§ TASK PROMPT
Count every line that has the word "Ratio". Give the number, without anything more.

··· SUPPLIED MATERIAL ···

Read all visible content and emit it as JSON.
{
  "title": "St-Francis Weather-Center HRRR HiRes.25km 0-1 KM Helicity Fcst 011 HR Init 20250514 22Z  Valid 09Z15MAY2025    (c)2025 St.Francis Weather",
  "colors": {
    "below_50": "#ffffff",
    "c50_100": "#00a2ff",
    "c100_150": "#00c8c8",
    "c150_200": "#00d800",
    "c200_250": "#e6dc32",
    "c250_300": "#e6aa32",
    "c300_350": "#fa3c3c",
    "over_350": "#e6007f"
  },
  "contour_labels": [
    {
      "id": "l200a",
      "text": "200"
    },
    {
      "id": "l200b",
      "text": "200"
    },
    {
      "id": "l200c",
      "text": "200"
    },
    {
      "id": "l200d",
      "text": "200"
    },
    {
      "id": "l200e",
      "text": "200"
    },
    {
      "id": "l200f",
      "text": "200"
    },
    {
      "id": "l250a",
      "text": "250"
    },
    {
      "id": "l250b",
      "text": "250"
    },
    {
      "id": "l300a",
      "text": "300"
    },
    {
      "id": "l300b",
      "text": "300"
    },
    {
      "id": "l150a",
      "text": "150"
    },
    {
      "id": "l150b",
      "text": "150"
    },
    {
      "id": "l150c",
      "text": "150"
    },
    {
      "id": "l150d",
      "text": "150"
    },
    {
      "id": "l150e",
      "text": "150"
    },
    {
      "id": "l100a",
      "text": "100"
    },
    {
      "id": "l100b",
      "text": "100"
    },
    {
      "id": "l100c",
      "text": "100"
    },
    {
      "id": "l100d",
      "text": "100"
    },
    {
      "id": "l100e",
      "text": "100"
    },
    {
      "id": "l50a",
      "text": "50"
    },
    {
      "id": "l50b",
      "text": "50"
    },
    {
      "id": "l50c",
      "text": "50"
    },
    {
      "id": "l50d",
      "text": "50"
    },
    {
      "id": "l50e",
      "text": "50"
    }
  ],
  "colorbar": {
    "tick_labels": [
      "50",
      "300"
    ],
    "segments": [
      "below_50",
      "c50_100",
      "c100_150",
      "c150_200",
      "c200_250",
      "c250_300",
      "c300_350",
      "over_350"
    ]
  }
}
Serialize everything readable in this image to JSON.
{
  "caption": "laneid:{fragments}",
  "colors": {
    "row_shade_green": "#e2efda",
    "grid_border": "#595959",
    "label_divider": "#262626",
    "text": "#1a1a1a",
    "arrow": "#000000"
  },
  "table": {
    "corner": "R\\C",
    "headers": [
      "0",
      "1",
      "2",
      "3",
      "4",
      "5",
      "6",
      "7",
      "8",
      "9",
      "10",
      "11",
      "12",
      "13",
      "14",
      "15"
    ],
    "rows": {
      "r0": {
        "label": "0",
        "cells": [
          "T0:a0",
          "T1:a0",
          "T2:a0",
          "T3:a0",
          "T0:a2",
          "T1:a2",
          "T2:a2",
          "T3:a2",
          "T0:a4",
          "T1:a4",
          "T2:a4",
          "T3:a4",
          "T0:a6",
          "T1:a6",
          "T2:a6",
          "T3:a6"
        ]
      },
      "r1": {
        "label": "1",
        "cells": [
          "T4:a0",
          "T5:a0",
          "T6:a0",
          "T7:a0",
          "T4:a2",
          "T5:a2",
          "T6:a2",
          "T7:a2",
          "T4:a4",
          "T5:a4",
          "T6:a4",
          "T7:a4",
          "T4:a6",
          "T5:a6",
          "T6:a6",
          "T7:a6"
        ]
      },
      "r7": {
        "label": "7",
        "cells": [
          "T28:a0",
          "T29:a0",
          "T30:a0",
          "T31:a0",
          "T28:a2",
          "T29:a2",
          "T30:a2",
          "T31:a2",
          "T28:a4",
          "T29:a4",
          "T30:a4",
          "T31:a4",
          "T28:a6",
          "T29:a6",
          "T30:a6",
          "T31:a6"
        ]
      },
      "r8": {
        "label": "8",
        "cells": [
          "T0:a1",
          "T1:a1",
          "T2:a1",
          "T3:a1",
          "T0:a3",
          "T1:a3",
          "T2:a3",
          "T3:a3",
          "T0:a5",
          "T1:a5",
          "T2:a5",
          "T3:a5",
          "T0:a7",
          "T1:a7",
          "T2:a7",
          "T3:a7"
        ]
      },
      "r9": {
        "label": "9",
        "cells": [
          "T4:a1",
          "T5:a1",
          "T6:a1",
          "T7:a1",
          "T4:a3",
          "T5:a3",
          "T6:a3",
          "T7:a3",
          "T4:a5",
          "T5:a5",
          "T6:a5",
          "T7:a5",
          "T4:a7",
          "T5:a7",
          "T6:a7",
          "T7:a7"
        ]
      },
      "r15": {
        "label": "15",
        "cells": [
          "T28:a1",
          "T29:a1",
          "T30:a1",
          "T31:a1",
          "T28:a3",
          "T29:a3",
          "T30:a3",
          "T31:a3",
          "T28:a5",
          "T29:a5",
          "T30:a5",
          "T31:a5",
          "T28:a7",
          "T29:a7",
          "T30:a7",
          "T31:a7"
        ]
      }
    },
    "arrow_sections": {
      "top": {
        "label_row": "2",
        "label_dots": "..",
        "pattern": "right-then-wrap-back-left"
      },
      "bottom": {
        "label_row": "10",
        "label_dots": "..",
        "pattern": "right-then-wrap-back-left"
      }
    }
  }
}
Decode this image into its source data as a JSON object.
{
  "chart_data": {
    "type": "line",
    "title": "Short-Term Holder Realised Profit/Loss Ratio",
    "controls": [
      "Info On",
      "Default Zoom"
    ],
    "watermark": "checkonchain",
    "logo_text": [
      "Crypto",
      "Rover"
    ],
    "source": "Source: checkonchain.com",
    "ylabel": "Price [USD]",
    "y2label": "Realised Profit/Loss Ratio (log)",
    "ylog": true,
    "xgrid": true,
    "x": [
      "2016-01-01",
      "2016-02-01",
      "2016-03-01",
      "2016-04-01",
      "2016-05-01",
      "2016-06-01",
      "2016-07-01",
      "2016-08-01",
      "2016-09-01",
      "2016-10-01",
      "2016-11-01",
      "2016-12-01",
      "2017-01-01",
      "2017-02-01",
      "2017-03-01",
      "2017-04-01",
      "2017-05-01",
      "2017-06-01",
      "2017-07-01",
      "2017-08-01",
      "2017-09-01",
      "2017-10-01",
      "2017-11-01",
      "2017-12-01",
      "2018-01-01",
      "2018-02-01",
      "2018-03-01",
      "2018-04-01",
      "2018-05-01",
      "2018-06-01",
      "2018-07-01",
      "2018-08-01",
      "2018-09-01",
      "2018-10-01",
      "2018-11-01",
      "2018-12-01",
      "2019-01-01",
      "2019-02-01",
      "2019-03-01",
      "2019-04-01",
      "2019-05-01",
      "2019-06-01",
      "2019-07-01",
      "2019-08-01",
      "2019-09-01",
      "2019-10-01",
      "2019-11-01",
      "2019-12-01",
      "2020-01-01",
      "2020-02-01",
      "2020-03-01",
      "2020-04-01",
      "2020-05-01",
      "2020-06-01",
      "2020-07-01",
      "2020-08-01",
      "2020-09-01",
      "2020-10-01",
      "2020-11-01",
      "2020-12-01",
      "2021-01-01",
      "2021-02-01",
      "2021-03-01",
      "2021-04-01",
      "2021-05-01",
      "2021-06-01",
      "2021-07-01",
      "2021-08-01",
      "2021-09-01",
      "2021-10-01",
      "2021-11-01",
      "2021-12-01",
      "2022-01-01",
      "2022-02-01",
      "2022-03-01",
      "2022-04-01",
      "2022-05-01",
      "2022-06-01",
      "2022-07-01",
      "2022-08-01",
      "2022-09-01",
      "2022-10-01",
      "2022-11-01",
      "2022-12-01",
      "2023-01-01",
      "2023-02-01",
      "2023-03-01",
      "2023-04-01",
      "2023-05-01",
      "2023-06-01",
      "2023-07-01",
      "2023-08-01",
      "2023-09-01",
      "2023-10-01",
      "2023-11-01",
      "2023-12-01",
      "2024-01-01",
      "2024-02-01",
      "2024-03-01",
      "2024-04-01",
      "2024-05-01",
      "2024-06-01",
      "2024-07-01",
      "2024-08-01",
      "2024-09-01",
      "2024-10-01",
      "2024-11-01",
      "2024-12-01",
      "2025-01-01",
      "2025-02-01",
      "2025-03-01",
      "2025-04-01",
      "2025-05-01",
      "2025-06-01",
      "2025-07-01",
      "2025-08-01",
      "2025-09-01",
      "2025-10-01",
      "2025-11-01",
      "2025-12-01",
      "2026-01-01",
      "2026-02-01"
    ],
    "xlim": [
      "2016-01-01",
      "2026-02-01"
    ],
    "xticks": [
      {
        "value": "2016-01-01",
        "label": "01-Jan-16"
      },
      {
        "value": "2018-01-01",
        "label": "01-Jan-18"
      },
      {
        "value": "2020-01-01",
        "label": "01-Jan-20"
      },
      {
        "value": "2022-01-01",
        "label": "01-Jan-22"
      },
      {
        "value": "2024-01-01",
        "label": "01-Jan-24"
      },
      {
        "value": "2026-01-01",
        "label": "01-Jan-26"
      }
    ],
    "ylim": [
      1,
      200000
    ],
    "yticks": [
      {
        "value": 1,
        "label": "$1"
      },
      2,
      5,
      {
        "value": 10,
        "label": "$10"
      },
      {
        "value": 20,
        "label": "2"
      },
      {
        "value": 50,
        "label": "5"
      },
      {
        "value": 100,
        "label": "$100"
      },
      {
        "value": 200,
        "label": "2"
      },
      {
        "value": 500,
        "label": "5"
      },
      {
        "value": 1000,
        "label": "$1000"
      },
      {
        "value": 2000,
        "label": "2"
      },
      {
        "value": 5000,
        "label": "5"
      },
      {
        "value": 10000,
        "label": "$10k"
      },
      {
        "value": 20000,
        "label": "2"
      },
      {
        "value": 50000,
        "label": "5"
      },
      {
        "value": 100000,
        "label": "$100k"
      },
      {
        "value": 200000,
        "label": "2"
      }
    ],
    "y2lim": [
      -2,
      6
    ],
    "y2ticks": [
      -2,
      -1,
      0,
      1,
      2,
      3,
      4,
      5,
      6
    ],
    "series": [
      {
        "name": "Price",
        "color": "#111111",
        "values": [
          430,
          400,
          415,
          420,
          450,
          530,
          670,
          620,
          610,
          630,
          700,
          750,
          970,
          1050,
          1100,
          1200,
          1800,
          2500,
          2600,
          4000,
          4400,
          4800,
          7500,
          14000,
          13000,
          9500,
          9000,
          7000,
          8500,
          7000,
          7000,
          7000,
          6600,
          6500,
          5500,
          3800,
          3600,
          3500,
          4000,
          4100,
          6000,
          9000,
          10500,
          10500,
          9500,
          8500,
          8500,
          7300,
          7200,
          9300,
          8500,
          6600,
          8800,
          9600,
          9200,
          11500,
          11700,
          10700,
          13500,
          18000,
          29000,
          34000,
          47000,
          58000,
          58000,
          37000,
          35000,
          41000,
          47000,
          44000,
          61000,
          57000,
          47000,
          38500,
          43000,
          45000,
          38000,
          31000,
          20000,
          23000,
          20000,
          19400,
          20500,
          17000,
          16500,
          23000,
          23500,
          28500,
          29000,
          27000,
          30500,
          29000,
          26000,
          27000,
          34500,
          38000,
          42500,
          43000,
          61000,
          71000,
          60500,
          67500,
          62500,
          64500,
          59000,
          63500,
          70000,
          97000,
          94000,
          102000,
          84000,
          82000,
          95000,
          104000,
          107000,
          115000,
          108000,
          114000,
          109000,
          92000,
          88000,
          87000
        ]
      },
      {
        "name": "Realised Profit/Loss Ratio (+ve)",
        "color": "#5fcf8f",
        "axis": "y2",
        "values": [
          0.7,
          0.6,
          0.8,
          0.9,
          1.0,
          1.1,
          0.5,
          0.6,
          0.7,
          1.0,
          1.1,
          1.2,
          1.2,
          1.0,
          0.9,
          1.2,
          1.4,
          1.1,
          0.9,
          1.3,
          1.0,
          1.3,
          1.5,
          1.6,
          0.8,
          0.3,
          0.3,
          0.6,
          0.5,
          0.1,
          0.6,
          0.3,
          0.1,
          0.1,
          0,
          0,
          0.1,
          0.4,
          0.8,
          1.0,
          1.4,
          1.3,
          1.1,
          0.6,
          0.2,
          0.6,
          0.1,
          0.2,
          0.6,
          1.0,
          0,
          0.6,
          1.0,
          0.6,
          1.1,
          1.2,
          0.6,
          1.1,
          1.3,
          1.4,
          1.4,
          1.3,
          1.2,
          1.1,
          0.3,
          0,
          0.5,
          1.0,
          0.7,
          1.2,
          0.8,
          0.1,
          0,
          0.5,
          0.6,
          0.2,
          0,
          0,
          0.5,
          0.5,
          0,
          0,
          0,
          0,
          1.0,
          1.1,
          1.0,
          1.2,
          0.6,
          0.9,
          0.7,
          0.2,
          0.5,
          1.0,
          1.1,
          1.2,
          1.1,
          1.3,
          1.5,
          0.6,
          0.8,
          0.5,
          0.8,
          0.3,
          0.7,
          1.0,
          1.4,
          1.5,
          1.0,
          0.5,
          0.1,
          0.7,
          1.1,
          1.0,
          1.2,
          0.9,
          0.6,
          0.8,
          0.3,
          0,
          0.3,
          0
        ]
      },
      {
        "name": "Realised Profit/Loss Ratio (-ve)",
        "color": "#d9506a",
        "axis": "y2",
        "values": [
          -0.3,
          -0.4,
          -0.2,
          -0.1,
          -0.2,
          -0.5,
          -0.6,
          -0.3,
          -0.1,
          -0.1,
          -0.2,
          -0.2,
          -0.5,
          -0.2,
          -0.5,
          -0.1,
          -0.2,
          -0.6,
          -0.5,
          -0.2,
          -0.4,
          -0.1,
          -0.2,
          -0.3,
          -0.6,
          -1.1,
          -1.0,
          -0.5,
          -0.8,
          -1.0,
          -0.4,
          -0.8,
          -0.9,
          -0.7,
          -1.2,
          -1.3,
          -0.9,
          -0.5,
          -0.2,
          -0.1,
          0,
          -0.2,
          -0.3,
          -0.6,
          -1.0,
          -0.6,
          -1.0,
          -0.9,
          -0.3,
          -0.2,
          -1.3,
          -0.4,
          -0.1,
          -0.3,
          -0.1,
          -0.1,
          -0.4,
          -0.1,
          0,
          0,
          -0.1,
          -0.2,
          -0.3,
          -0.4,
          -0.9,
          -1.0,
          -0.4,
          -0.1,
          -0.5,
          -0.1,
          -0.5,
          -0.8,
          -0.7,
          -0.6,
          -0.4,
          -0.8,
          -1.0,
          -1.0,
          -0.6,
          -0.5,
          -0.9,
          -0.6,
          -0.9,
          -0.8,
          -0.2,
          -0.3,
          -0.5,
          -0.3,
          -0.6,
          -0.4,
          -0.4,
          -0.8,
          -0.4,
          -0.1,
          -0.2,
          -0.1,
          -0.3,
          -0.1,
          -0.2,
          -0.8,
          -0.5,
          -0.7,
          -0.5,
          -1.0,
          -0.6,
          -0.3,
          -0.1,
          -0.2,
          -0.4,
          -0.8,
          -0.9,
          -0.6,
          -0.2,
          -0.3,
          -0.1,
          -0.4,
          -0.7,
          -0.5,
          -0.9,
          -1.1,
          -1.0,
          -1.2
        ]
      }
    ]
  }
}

···

§ SOLUTION TO THE EXERCISE
4